» Listed records:

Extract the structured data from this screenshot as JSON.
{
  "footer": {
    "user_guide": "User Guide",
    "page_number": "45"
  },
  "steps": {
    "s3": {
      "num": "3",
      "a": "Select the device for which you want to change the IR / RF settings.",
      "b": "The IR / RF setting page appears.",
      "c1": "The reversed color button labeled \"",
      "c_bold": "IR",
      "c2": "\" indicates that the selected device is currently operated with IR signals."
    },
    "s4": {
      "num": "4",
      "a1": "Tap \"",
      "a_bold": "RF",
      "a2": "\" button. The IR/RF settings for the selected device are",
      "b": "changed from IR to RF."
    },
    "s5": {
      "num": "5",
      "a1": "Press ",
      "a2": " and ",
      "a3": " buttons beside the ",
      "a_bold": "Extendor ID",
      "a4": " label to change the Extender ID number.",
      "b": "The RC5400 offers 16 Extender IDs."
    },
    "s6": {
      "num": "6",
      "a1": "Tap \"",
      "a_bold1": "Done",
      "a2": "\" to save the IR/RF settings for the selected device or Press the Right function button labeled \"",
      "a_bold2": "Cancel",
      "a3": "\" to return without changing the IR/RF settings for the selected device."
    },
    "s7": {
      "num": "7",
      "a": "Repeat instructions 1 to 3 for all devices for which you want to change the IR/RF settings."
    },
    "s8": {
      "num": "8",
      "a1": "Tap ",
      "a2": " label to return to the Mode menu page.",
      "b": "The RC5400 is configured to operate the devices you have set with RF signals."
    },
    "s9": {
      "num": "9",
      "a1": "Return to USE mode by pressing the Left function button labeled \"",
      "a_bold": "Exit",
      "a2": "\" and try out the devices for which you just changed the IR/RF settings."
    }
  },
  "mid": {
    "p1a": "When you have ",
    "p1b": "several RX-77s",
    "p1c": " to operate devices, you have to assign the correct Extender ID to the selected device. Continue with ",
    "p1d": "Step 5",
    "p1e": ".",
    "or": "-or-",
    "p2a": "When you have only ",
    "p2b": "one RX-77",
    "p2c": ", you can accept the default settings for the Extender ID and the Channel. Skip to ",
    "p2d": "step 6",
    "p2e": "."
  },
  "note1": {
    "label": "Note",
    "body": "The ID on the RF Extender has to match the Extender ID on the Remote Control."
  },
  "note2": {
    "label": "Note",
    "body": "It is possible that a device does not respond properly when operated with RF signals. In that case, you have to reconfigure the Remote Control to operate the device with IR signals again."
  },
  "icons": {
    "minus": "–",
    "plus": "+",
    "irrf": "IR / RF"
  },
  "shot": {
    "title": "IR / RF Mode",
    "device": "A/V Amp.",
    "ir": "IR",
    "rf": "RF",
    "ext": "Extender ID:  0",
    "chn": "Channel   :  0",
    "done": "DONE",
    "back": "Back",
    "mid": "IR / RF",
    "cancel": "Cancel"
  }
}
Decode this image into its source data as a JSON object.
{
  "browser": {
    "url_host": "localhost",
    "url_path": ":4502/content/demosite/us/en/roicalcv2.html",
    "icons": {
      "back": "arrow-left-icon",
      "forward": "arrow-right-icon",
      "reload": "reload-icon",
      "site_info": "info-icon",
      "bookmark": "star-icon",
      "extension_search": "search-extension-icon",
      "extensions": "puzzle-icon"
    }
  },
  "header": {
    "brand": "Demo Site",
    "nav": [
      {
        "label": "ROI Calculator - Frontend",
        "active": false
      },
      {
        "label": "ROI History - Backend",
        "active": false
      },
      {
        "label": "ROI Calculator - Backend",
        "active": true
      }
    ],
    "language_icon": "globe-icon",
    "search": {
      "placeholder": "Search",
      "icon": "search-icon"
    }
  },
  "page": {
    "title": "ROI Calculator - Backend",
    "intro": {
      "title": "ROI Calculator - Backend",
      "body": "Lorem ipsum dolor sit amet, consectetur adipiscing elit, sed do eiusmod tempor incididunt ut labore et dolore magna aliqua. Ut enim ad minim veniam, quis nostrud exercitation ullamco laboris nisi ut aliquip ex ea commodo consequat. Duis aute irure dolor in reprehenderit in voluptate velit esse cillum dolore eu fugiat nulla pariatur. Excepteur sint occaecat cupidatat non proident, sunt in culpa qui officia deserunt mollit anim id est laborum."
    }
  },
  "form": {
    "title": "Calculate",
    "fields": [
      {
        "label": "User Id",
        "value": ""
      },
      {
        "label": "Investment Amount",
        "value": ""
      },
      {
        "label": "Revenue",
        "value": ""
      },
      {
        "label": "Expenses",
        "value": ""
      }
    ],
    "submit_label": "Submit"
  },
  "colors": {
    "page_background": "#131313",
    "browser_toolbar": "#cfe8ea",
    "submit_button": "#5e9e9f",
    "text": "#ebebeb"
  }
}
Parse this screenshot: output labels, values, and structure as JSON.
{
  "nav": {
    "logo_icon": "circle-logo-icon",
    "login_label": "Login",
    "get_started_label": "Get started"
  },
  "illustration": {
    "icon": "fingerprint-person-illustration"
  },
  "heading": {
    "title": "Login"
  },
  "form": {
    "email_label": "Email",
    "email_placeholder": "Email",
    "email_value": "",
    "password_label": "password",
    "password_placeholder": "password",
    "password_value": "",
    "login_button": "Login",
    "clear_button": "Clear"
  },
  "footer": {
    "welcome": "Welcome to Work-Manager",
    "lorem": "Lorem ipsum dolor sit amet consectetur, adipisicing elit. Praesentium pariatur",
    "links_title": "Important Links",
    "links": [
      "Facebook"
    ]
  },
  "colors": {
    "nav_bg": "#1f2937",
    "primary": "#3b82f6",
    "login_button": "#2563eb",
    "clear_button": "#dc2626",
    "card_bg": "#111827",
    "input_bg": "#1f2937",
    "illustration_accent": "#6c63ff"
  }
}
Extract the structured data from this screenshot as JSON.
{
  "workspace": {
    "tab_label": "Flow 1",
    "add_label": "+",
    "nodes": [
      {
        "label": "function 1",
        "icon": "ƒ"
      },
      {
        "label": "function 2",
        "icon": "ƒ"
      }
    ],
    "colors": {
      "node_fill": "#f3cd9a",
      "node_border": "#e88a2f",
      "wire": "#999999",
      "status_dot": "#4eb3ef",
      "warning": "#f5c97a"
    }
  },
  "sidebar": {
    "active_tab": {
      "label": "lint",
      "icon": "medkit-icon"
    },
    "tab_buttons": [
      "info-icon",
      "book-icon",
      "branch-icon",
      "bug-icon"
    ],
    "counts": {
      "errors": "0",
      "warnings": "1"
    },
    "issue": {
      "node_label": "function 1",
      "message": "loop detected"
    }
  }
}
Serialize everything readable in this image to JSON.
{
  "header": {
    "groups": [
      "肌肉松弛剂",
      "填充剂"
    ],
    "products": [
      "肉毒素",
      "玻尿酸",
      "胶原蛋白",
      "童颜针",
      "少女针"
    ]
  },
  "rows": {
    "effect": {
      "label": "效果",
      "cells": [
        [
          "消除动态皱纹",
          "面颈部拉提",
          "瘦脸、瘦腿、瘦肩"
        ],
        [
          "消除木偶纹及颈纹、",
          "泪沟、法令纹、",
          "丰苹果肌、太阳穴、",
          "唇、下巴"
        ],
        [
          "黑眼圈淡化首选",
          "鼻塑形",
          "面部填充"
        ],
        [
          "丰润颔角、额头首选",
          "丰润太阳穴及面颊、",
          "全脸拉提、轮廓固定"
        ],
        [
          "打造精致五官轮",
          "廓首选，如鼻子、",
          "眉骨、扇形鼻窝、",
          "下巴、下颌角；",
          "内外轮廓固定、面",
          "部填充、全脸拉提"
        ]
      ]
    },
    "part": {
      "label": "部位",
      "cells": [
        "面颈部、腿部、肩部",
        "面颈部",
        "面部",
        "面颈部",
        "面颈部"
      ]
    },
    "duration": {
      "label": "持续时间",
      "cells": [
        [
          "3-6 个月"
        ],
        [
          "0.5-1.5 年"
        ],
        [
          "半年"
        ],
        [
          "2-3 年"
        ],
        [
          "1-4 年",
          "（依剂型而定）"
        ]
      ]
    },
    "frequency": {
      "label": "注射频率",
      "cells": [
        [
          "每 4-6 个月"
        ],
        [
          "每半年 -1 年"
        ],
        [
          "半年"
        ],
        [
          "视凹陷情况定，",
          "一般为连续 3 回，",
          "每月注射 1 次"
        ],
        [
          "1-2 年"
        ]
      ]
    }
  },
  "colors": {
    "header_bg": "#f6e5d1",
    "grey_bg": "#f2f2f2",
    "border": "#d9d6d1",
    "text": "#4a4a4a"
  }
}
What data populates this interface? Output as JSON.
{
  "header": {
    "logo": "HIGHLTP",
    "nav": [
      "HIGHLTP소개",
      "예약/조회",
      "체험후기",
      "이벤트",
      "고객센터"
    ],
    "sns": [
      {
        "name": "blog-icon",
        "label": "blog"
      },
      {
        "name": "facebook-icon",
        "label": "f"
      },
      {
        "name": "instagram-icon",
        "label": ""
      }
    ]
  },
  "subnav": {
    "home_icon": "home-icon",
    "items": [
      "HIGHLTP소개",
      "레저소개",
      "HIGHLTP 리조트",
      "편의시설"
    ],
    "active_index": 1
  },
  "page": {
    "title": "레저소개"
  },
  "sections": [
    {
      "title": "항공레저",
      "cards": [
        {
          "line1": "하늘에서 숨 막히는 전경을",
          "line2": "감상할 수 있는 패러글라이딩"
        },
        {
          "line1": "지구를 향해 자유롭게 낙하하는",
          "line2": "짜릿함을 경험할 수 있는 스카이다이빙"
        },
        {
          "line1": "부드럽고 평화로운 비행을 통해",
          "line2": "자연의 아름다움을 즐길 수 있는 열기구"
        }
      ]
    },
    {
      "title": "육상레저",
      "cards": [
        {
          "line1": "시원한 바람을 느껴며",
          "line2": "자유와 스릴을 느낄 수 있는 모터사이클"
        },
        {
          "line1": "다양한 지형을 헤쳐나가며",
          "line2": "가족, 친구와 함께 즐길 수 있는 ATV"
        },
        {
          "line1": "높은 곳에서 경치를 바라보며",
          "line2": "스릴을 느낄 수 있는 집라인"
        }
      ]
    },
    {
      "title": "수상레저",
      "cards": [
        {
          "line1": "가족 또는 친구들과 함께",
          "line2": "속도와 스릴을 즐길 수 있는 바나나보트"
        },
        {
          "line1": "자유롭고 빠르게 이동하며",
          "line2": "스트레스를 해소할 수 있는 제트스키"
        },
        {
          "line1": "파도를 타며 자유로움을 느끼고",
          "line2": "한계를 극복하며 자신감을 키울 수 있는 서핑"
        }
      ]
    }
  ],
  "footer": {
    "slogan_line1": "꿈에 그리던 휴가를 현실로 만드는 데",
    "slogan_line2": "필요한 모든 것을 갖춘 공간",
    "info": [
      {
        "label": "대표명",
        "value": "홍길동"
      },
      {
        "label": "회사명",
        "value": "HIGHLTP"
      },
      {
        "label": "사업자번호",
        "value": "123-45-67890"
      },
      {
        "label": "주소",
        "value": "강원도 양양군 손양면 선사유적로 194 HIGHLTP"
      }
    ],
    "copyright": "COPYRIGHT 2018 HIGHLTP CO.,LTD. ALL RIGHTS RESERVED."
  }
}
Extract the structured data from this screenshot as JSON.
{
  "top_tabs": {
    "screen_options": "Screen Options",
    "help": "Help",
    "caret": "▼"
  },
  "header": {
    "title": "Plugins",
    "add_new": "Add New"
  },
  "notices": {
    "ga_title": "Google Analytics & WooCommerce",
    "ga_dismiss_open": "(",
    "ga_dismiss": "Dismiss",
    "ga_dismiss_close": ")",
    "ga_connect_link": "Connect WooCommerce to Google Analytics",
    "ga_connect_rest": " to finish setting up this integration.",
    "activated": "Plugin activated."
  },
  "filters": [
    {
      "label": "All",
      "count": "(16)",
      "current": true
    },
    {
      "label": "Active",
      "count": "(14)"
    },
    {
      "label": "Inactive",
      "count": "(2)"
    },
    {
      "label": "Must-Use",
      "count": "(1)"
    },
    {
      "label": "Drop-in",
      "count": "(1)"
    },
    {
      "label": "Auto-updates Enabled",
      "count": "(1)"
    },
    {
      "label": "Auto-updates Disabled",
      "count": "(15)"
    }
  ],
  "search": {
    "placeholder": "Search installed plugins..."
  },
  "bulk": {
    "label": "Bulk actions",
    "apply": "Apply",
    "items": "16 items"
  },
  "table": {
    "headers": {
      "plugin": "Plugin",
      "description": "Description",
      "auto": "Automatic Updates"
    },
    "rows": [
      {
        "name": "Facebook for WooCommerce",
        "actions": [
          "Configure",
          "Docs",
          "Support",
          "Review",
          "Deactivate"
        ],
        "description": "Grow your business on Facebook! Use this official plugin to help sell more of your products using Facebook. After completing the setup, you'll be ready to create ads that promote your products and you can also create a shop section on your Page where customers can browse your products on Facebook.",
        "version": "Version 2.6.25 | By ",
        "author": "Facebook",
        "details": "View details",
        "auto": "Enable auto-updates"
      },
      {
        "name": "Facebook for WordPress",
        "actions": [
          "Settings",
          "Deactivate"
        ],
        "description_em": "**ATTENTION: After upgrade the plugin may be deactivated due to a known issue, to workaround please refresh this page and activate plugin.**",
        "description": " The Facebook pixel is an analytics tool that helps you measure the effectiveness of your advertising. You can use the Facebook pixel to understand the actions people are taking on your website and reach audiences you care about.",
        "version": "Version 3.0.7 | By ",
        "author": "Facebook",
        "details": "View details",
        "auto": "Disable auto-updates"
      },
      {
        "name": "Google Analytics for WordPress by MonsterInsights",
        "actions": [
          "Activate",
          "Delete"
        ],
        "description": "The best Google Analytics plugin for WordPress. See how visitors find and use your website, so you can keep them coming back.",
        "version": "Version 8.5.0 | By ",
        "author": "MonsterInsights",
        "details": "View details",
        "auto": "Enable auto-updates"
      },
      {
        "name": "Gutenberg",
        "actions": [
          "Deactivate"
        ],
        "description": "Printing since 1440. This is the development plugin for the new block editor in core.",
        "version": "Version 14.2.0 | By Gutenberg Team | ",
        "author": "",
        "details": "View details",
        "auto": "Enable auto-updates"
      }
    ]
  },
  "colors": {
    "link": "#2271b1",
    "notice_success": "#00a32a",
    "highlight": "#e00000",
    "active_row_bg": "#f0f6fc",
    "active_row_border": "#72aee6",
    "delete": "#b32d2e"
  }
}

» Objective: List each line of the entries that holds the string "Lorem".

» Correct answer:
      "body": "Lorem ipsum dolor sit amet, consectetur adipiscing elit, sed do eiusmod tempor incididunt ut labore et dolore magna aliqua. Ut enim ad minim veniam, quis nostrud exercitation ullamco laboris nisi ut aliquip ex ea commodo consequat. Duis aute irure dolor in reprehenderit in voluptate velit esse cillum dolore eu fugiat nulla pariatur. Excepteur sint occaecat cupidatat non proident, sunt in culpa qui officia deserunt mollit anim id est laborum."
    "lorem": "Lorem ipsum dolor sit amet consectetur, adipisicing elit. Praesentium pariatur",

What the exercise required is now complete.